-- Given data --
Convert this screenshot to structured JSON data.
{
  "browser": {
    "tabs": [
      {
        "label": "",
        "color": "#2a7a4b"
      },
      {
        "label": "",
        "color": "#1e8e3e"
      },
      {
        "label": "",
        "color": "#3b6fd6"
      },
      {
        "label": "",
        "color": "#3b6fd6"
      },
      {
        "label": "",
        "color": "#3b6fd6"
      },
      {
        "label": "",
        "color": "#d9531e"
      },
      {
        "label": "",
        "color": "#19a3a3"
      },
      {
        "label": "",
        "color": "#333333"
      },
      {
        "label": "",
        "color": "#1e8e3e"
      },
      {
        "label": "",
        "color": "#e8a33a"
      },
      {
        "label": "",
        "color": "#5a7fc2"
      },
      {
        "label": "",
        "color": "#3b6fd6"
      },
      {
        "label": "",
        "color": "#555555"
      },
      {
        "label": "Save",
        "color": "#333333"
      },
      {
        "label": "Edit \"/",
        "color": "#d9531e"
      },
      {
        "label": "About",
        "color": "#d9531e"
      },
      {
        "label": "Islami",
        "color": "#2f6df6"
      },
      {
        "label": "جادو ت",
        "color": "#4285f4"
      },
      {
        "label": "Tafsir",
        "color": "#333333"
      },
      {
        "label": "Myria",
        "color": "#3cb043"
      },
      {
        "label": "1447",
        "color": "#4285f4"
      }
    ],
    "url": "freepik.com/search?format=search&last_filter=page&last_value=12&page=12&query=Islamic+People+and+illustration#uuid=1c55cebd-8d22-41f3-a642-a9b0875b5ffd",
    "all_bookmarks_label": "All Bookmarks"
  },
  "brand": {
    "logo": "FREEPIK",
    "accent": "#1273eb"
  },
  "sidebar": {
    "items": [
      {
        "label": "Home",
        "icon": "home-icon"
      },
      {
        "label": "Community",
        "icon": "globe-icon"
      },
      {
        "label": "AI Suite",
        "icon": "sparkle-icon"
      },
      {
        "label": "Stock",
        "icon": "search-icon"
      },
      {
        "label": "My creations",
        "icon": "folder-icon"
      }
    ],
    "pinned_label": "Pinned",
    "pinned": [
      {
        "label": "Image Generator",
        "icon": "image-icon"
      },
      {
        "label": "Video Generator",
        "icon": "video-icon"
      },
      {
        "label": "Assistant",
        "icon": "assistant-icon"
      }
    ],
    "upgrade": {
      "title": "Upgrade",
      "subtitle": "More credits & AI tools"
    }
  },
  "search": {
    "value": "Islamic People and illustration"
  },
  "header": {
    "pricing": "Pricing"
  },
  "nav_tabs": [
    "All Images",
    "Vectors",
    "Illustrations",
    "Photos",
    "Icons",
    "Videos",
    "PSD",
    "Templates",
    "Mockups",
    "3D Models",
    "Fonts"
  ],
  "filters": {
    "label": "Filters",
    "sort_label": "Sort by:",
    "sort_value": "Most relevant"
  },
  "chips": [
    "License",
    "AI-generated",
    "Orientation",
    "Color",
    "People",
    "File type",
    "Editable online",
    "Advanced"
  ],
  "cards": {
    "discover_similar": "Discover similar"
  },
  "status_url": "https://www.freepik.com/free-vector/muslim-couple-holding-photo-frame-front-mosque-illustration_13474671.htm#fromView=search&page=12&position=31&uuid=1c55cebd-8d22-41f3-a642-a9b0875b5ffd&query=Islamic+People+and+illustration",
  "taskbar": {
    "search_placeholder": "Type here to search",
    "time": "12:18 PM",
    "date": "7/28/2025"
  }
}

-- Task description --
All of the entries above should be written out again exactly.

-- Task result --
Convert this screenshot to structured JSON data.
{
  "browser": {
    "tabs": [
      {
        "label": "",
        "color": "#2a7a4b"
      },
      {
        "label": "",
        "color": "#1e8e3e"
      },
      {
        "label": "",
        "color": "#3b6fd6"
      },
      {
        "label": "",
        "color": "#3b6fd6"
      },
      {
        "label": "",
        "color": "#3b6fd6"
      },
      {
        "label": "",
        "color": "#d9531e"
      },
      {
        "label": "",
        "color": "#19a3a3"
      },
      {
        "label": "",
        "color": "#333333"
      },
      {
        "label": "",
        "color": "#1e8e3e"
      },
      {
        "label": "",
        "color": "#e8a33a"
      },
      {
        "label": "",
        "color": "#5a7fc2"
      },
      {
        "label": "",
        "color": "#3b6fd6"
      },
      {
        "label": "",
        "color": "#555555"
      },
      {
        "label": "Save",
        "color": "#333333"
      },
      {
        "label": "Edit \"/",
        "color": "#d9531e"
      },
      {
        "label": "About",
        "color": "#d9531e"
      },
      {
        "label": "Islami",
        "color": "#2f6df6"
      },
      {
        "label": "جادو ت",
        "color": "#4285f4"
      },
      {
        "label": "Tafsir",
        "color": "#333333"
      },
      {
        "label": "Myria",
        "color": "#3cb043"
      },
      {
        "label": "1447",
        "color": "#4285f4"
      }
    ],
    "url": "freepik.com/search?format=search&last_filter=page&last_value=12&page=12&query=Islamic+People+and+illustration#uuid=1c55cebd-8d22-41f3-a642-a9b0875b5ffd",
    "all_bookmarks_label": "All Bookmarks"
  },
  "brand": {
    "logo": "FREEPIK",
    "accent": "#1273eb"
  },
  "sidebar": {
    "items": [
      {
        "label": "Home",
        "icon": "home-icon"
      },
      {
        "label": "Community",
        "icon": "globe-icon"
      },
      {
        "label": "AI Suite",
        "icon": "sparkle-icon"
      },
      {
        "label": "Stock",
        "icon": "search-icon"
      },
      {
        "label": "My creations",
        "icon": "folder-icon"
      }
    ],
    "pinned_label": "Pinned",
    "pinned": [
      {
        "label": "Image Generator",
        "icon": "image-icon"
      },
      {
        "label": "Video Generator",
        "icon": "video-icon"
      },
      {
        "label": "Assistant",
        "icon": "assistant-icon"
      }
    ],
    "upgrade": {
      "title": "Upgrade",
      "subtitle": "More credits & AI tools"
    }
  },
  "search": {
    "value": "Islamic People and illustration"
  },
  "header": {
    "pricing": "Pricing"
  },
  "nav_tabs": [
    "All Images",
    "Vectors",
    "Illustrations",
    "Photos",
    "Icons",
    "Videos",
    "PSD",
    "Templates",
    "Mockups",
    "3D Models",
    "Fonts"
  ],
  "filters": {
    "label": "Filters",
    "sort_label": "Sort by:",
    "sort_value": "Most relevant"
  },
  "chips": [
    "License",
    "AI-generated",
    "Orientation",
    "Color",
    "People",
    "File type",
    "Editable online",
    "Advanced"
  ],
  "cards": {
    "discover_similar": "Discover similar"
  },
  "status_url": "https://www.freepik.com/free-vector/muslim-couple-holding-photo-frame-front-mosque-illustration_13474671.htm#fromView=search&page=12&position=31&uuid=1c55cebd-8d22-41f3-a642-a9b0875b5ffd&query=Islamic+People+and+illustration",
  "taskbar": {
    "search_placeholder": "Type here to search",
    "time": "12:18 PM",
    "date": "7/28/2025"
  }
}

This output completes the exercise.